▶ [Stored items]
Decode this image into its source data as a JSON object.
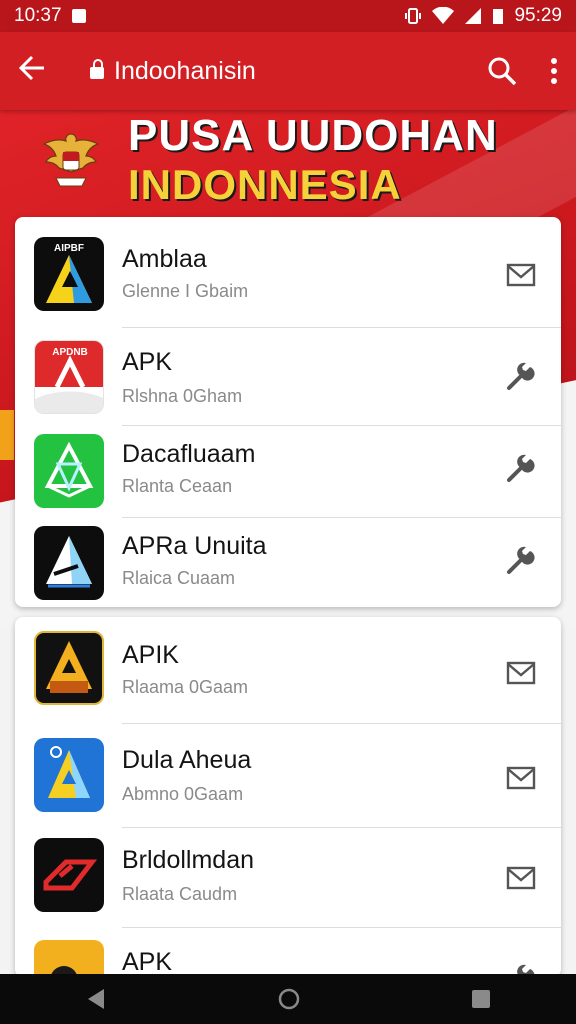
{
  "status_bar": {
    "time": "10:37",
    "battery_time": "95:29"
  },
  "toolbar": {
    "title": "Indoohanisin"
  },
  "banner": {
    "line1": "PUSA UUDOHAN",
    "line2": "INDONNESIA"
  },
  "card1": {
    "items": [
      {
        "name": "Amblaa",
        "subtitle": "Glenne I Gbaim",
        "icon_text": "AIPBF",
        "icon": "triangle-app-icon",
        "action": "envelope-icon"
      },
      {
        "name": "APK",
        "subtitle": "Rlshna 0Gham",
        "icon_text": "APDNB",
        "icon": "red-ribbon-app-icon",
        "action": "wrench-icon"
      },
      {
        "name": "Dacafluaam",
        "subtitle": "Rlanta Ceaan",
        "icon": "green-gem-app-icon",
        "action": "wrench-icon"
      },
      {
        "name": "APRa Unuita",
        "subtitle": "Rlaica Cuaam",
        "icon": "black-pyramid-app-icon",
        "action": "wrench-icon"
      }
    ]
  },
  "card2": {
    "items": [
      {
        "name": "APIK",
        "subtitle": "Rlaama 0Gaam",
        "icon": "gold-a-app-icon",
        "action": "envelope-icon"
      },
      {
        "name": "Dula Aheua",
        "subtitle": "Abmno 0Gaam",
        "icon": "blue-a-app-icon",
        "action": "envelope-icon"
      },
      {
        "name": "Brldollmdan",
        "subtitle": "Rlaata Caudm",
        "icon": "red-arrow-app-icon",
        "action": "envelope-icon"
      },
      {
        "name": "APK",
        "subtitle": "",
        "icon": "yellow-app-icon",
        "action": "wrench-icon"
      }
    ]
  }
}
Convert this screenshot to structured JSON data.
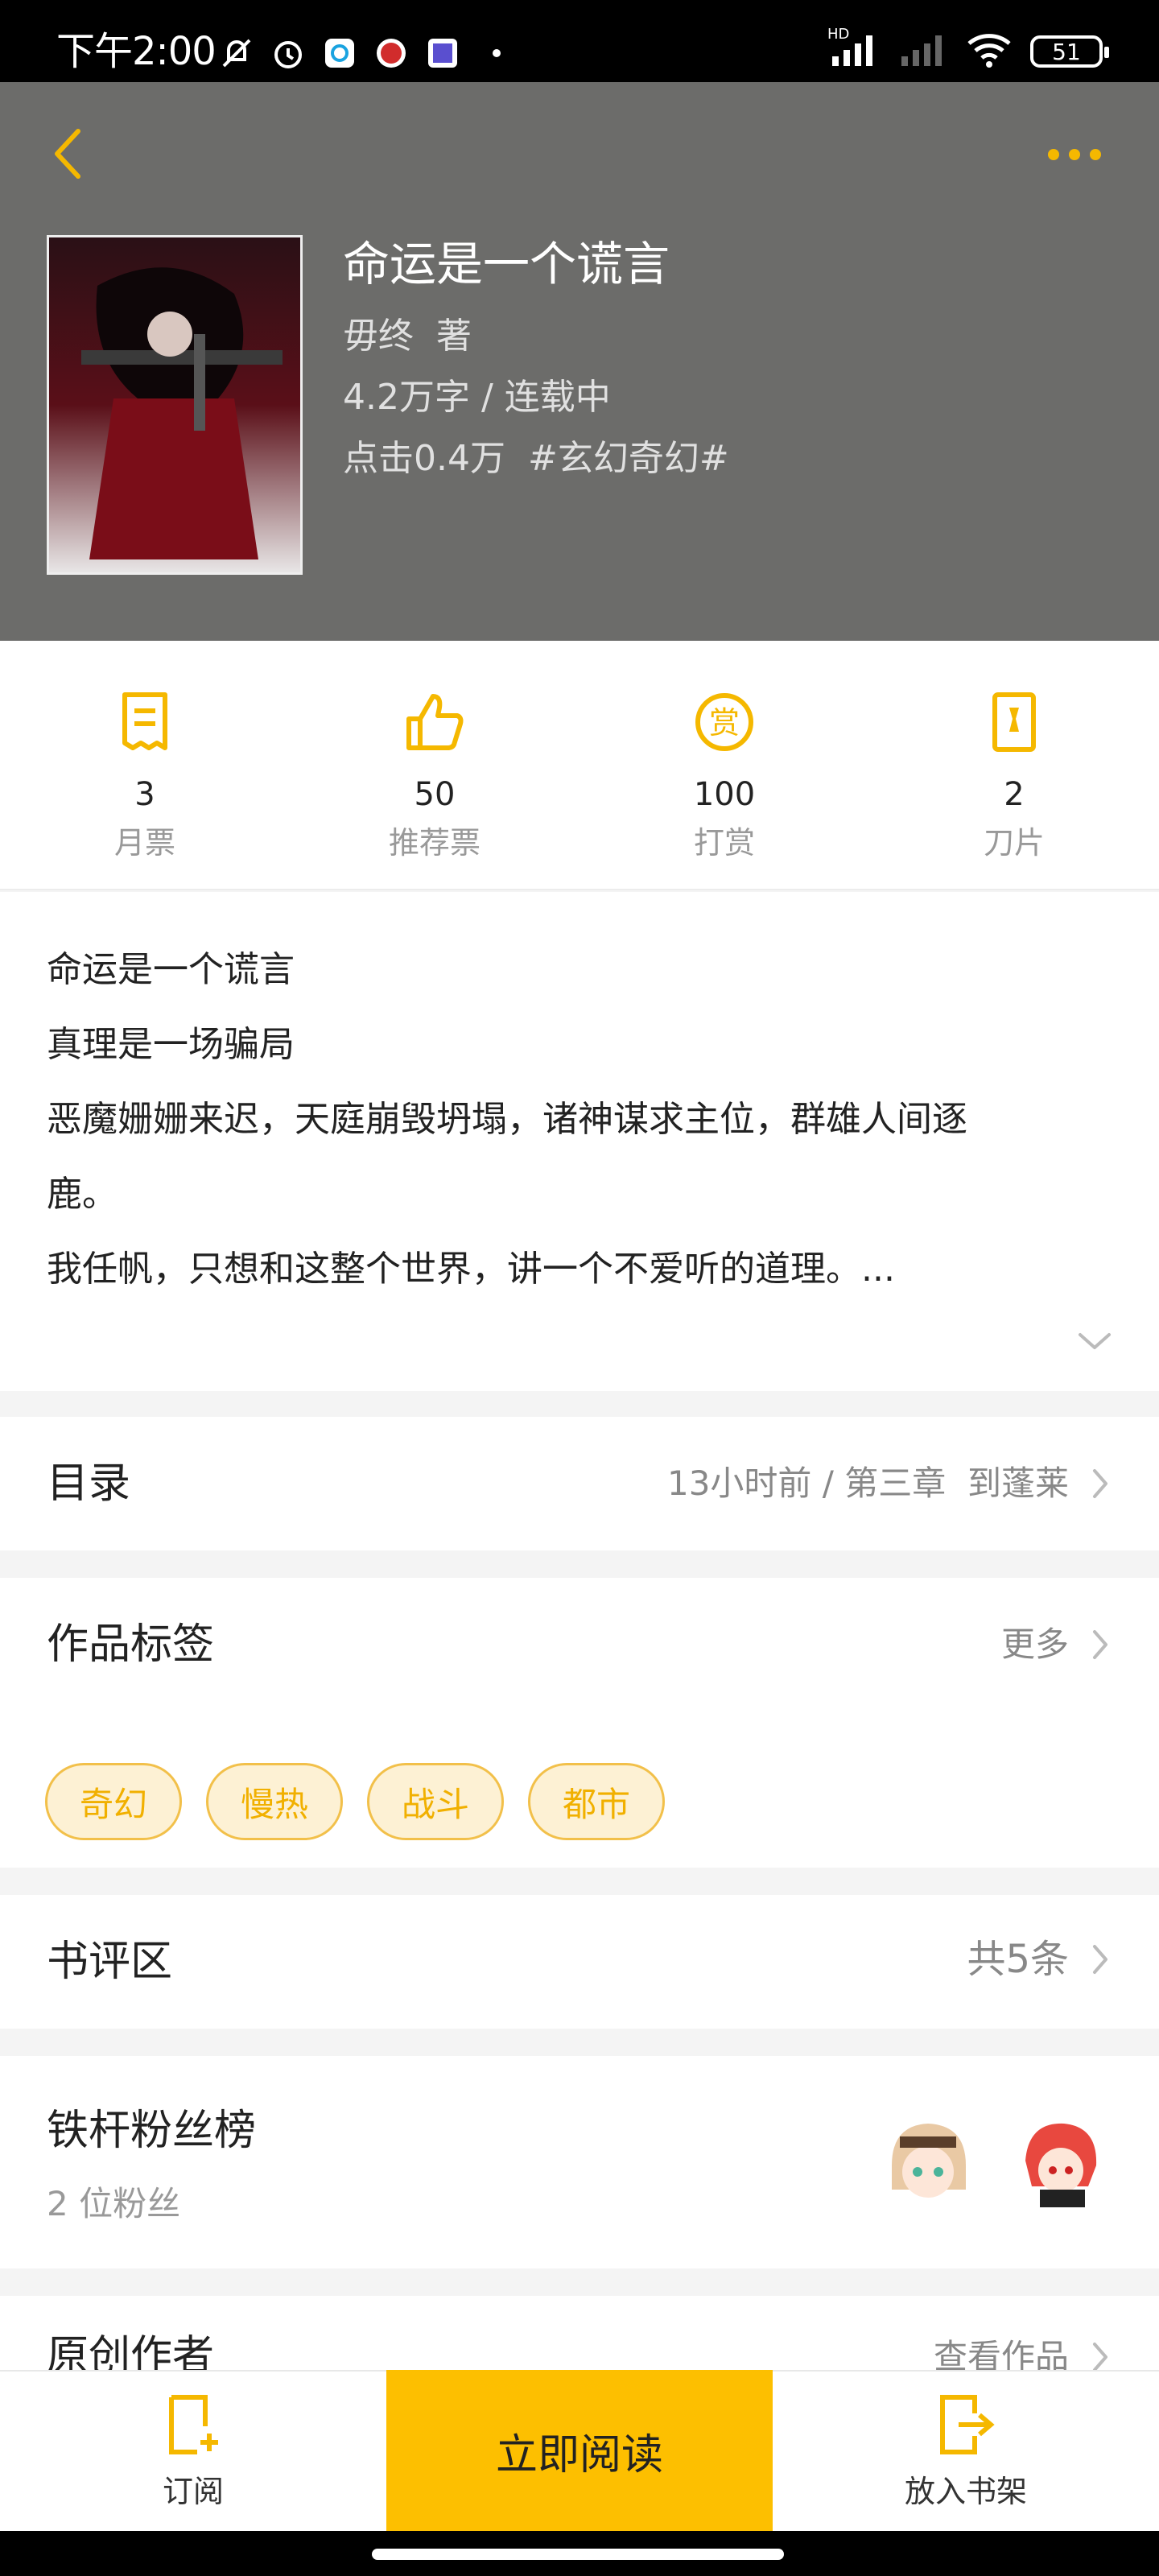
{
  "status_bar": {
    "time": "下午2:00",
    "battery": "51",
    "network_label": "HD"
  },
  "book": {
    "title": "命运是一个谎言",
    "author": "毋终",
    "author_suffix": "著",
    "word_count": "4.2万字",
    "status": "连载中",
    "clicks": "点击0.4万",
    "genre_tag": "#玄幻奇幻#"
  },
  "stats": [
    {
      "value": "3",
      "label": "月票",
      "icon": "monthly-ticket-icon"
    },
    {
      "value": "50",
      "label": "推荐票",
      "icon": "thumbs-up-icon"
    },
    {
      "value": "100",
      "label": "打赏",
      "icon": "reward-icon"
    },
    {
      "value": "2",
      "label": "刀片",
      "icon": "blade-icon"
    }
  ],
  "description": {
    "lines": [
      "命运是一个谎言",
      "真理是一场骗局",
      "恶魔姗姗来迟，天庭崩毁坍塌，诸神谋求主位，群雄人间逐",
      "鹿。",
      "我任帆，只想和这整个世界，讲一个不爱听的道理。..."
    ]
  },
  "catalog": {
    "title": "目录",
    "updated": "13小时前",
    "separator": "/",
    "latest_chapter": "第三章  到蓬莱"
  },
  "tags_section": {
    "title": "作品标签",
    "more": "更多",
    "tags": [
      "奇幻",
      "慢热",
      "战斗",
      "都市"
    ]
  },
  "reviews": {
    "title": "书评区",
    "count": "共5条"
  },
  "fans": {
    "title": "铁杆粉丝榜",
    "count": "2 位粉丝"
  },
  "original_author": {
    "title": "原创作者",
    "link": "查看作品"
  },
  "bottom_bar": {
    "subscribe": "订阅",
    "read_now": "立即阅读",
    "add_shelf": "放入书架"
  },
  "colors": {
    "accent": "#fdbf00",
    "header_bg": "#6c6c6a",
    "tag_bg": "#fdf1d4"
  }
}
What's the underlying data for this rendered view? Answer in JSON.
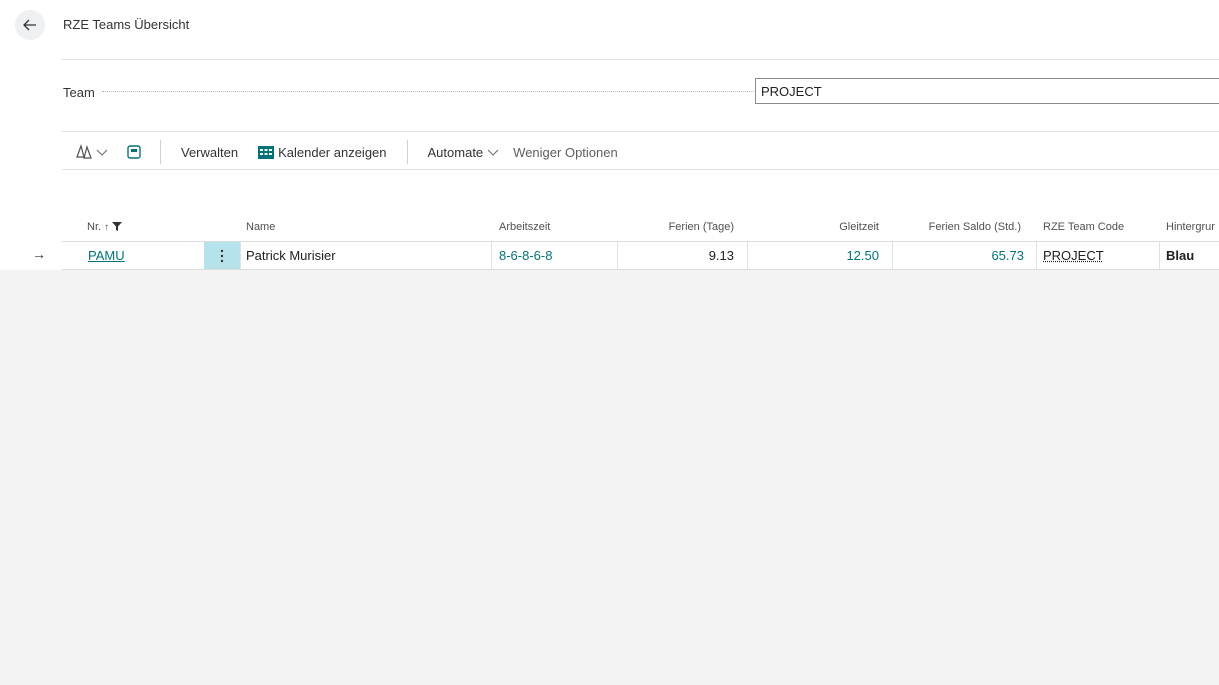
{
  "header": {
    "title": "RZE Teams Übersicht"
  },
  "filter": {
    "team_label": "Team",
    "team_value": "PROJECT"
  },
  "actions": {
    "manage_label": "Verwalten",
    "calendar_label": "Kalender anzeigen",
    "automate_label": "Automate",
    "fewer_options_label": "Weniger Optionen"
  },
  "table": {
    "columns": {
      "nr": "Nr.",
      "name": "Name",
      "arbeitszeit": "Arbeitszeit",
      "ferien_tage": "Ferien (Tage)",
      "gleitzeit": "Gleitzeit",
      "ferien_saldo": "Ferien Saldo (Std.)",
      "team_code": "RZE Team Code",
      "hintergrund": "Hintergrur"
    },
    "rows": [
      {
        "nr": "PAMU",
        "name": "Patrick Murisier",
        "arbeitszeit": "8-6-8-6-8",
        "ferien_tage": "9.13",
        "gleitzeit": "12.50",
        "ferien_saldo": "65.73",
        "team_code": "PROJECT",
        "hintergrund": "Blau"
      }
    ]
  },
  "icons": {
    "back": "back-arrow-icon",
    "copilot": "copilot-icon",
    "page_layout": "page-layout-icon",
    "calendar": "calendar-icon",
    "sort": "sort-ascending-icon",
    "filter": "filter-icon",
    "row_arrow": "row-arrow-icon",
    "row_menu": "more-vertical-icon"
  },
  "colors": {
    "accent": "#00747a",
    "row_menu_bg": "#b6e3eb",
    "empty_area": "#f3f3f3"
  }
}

▶ [Stated exercise] Find the word "hintergrund" in the data and show each line that holds it.

▶ [Result of the exercise]
      "hintergrund": "Hintergrur"
        "hintergrund": "Blau"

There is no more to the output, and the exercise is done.